===== DATA EXCERPTS

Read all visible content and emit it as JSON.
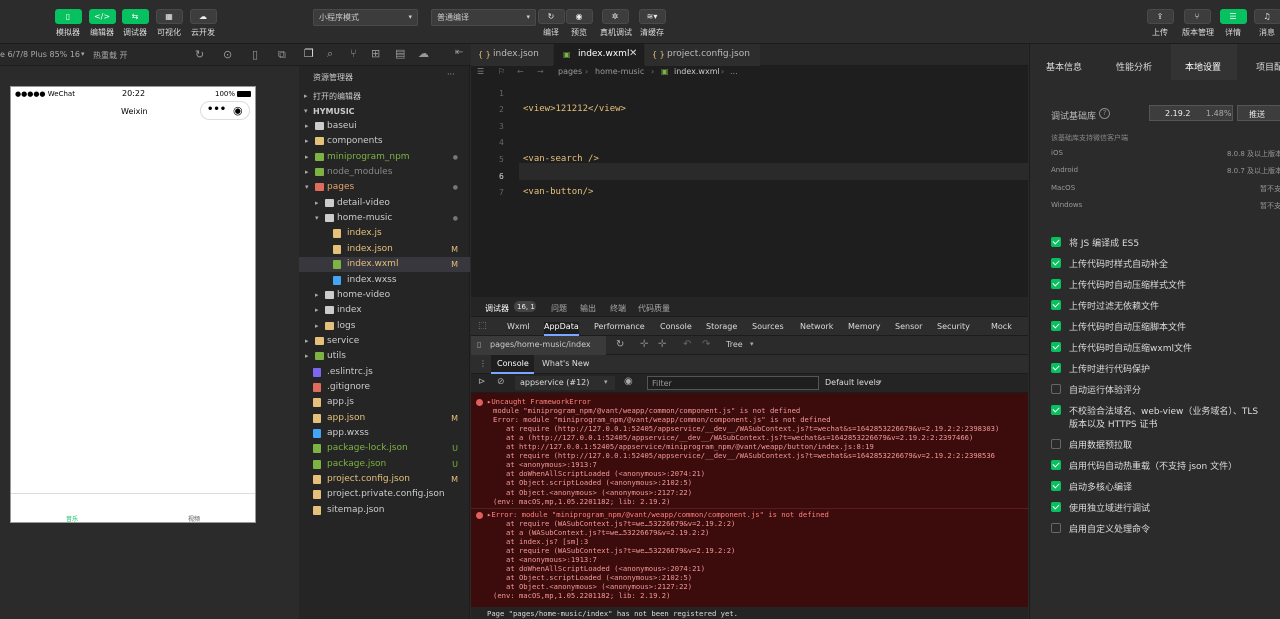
{
  "toolbar": {
    "simulator": "模拟器",
    "editor": "编辑器",
    "debugger": "调试器",
    "visual": "可视化",
    "cloud": "云开发",
    "mode_select": "小程序模式",
    "compile_select": "普通编译",
    "compile": "编译",
    "preview": "预览",
    "device_debug": "真机调试",
    "clear_cache": "清缓存",
    "upload": "上传",
    "version": "版本管理",
    "details": "详情",
    "messages": "消息"
  },
  "sim_bar": {
    "device": "e 6/7/8 Plus 85% 16",
    "hot_reload": "热重载 开"
  },
  "phone": {
    "carrier": "●●●●● WeChat",
    "time": "20:22",
    "battery": "100%",
    "title": "Weixin",
    "tab1": "音乐",
    "tab2": "视频"
  },
  "explorer": {
    "title": "资源管理器",
    "open_editors": "打开的编辑器",
    "project": "HYMUSIC",
    "files": [
      {
        "name": "baseui",
        "status": ""
      },
      {
        "name": "components",
        "status": ""
      },
      {
        "name": "miniprogram_npm",
        "status": ""
      },
      {
        "name": "node_modules",
        "status": ""
      },
      {
        "name": "pages",
        "status": ""
      },
      {
        "name": "detail-video",
        "status": ""
      },
      {
        "name": "home-music",
        "status": ""
      },
      {
        "name": "index.js",
        "status": ""
      },
      {
        "name": "index.json",
        "status": "M"
      },
      {
        "name": "index.wxml",
        "status": "M"
      },
      {
        "name": "index.wxss",
        "status": ""
      },
      {
        "name": "home-video",
        "status": ""
      },
      {
        "name": "index",
        "status": ""
      },
      {
        "name": "logs",
        "status": ""
      },
      {
        "name": "service",
        "status": ""
      },
      {
        "name": "utils",
        "status": ""
      },
      {
        "name": ".eslintrc.js",
        "status": ""
      },
      {
        "name": ".gitignore",
        "status": ""
      },
      {
        "name": "app.js",
        "status": ""
      },
      {
        "name": "app.json",
        "status": "M"
      },
      {
        "name": "app.wxss",
        "status": ""
      },
      {
        "name": "package-lock.json",
        "status": "U"
      },
      {
        "name": "package.json",
        "status": "U"
      },
      {
        "name": "project.config.json",
        "status": "M"
      },
      {
        "name": "project.private.config.json",
        "status": ""
      },
      {
        "name": "sitemap.json",
        "status": ""
      }
    ]
  },
  "editor": {
    "tabs": [
      {
        "label": "index.json"
      },
      {
        "label": "index.wxml"
      },
      {
        "label": "project.config.json"
      }
    ],
    "breadcrumb": [
      "pages",
      "home-music",
      "index.wxml",
      "..."
    ],
    "lines": [
      {
        "num": "1",
        "code": ""
      },
      {
        "num": "2",
        "code": "<view>121212</view>"
      },
      {
        "num": "3",
        "code": ""
      },
      {
        "num": "4",
        "code": ""
      },
      {
        "num": "5",
        "code": "<van-search />"
      },
      {
        "num": "6",
        "code": ""
      },
      {
        "num": "7",
        "code": "<van-button/>"
      }
    ]
  },
  "debug": {
    "top_tabs": [
      "调试器",
      "16, 1",
      "问题",
      "输出",
      "终端",
      "代码质量"
    ],
    "panel_tabs": [
      "Wxml",
      "AppData",
      "Performance",
      "Console",
      "Storage",
      "Sources",
      "Network",
      "Memory",
      "Sensor",
      "Security",
      "Mock"
    ],
    "page_path": "pages/home-music/index",
    "tree": "Tree",
    "sub_tabs": [
      "Console",
      "What's New"
    ],
    "context": "appservice (#12)",
    "filter_placeholder": "Filter",
    "levels": "Default levels",
    "error1": [
      "▸Uncaught FrameworkError",
      "module \"miniprogram_npm/@vant/weapp/common/component.js\" is not defined",
      "Error: module \"miniprogram_npm/@vant/weapp/common/component.js\" is not defined",
      "    at require (http://127.0.0.1:52405/appservice/__dev__/WASubContext.js?t=wechat&s=1642853226679&v=2.19.2:2:2398303)",
      "    at a (http://127.0.0.1:52405/appservice/__dev__/WASubContext.js?t=wechat&s=1642853226679&v=2.19.2:2:2397466)",
      "    at http://127.0.0.1:52405/appservice/miniprogram_npm/@vant/weapp/button/index.js:8:19",
      "    at require (http://127.0.0.1:52405/appservice/__dev__/WASubContext.js?t=wechat&s=1642853226679&v=2.19.2:2:2398536",
      "    at <anonymous>:1913:7",
      "    at doWhenAllScriptLoaded (<anonymous>:2074:21)",
      "    at Object.scriptLoaded (<anonymous>:2102:5)",
      "    at Object.<anonymous> (<anonymous>:2127:22)",
      "(env: macOS,mp,1.05.2201182; lib: 2.19.2)"
    ],
    "error2": [
      "▸Error: module \"miniprogram_npm/@vant/weapp/common/component.js\" is not defined",
      "    at require (WASubContext.js?t=we…53226679&v=2.19.2:2)",
      "    at a (WASubContext.js?t=we…53226679&v=2.19.2:2)",
      "    at index.js? [sm]:3",
      "    at require (WASubContext.js?t=we…53226679&v=2.19.2:2)",
      "    at <anonymous>:1913:7",
      "    at doWhenAllScriptLoaded (<anonymous>:2074:21)",
      "    at Object.scriptLoaded (<anonymous>:2102:5)",
      "    at Object.<anonymous> (<anonymous>:2127:22)",
      "(env: macOS,mp,1.05.2201182; lib: 2.19.2)"
    ],
    "last_line": "Page \"pages/home-music/index\" has not been registered yet."
  },
  "right": {
    "tabs": [
      "基本信息",
      "性能分析",
      "本地设置",
      "项目配"
    ],
    "lib_label": "调试基础库",
    "lib_version": "2.19.2",
    "lib_percent": "1.48%",
    "push": "推送",
    "support_title": "该基础库支持微信客户端",
    "platforms": [
      {
        "name": "iOS",
        "value": "8.0.8 及以上版本"
      },
      {
        "name": "Android",
        "value": "8.0.7 及以上版本"
      },
      {
        "name": "MacOS",
        "value": "暂不支"
      },
      {
        "name": "Windows",
        "value": "暂不支"
      }
    ],
    "options": [
      {
        "label": "将 JS 编译成 ES5",
        "checked": true
      },
      {
        "label": "上传代码时样式自动补全",
        "checked": true
      },
      {
        "label": "上传代码时自动压缩样式文件",
        "checked": true
      },
      {
        "label": "上传时过滤无依赖文件",
        "checked": true
      },
      {
        "label": "上传代码时自动压缩脚本文件",
        "checked": true
      },
      {
        "label": "上传代码时自动压缩wxml文件",
        "checked": true
      },
      {
        "label": "上传时进行代码保护",
        "checked": true
      },
      {
        "label": "自动运行体验评分",
        "checked": false
      },
      {
        "label": "不校验合法域名、web-view（业务域名）、TLS",
        "label2": "版本以及 HTTPS 证书",
        "checked": true
      },
      {
        "label": "启用数据预拉取",
        "checked": false
      },
      {
        "label": "启用代码自动热重载（不支持 json 文件）",
        "checked": true
      },
      {
        "label": "启动多核心编译",
        "checked": true
      },
      {
        "label": "使用独立域进行调试",
        "checked": true
      },
      {
        "label": "启用自定义处理命令",
        "checked": false
      }
    ]
  },
  "colors": {
    "green": "#07c160",
    "error_bg": "#3c0b0b",
    "error_text": "#f39a9a"
  }
}
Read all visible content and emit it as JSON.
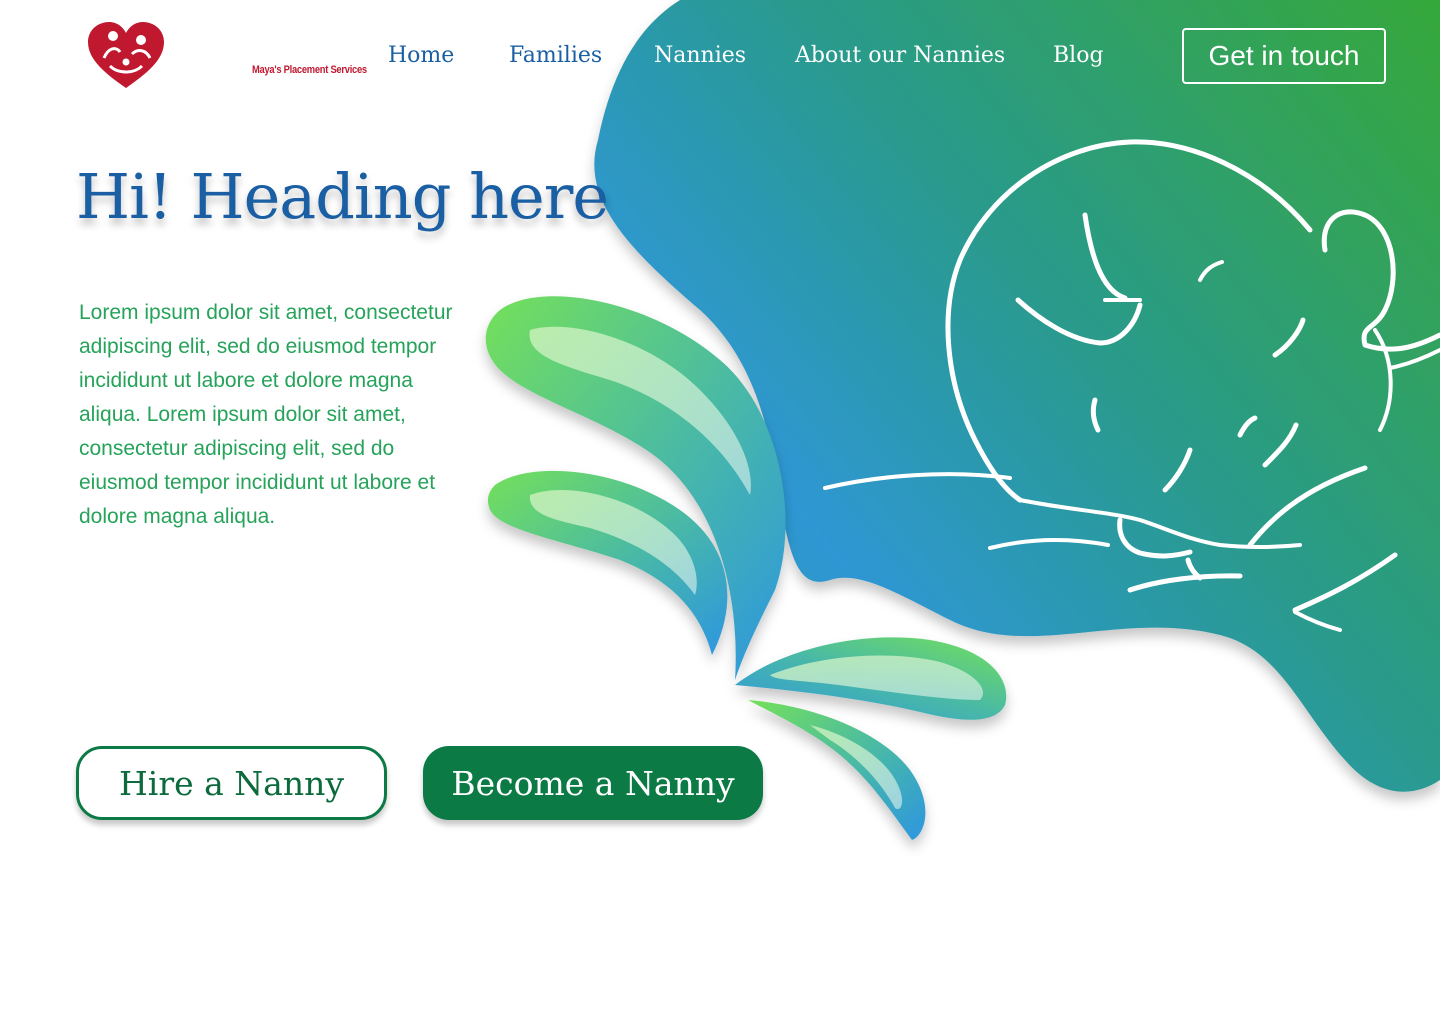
{
  "brand": {
    "name": "Maya's Placement Services",
    "color": "#c0182f"
  },
  "nav": {
    "items": [
      {
        "label": "Home"
      },
      {
        "label": "Families"
      },
      {
        "label": "Nannies"
      },
      {
        "label": "About our Nannies"
      },
      {
        "label": "Blog"
      }
    ],
    "cta_label": "Get in touch"
  },
  "hero": {
    "heading": "Hi! Heading here",
    "paragraph": "Lorem ipsum dolor sit amet, consectetur adipiscing elit, sed do eiusmod tempor incididunt ut labore et dolore magna aliqua. Lorem ipsum dolor sit amet, consectetur adipiscing elit, sed do eiusmod tempor incididunt ut labore et dolore magna aliqua.",
    "primary_button": "Hire a Nanny",
    "secondary_button": "Become a Nanny"
  },
  "illustration": {
    "subject": "sleeping-baby-line-art",
    "decor": "green-blue-splash-drops"
  },
  "colors": {
    "heading": "#1a5fa3",
    "body_text": "#26a35a",
    "button_green": "#0c7a45",
    "blob_green": "#36a83a",
    "blob_blue": "#2e97d4",
    "blob_teal": "#2a9a8c"
  }
}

==========

[GIVEN EXERCISE]
Indicate how many lines of the material contain the string "defined", giving the number and nothing more.

[TASK RESPONSE]
3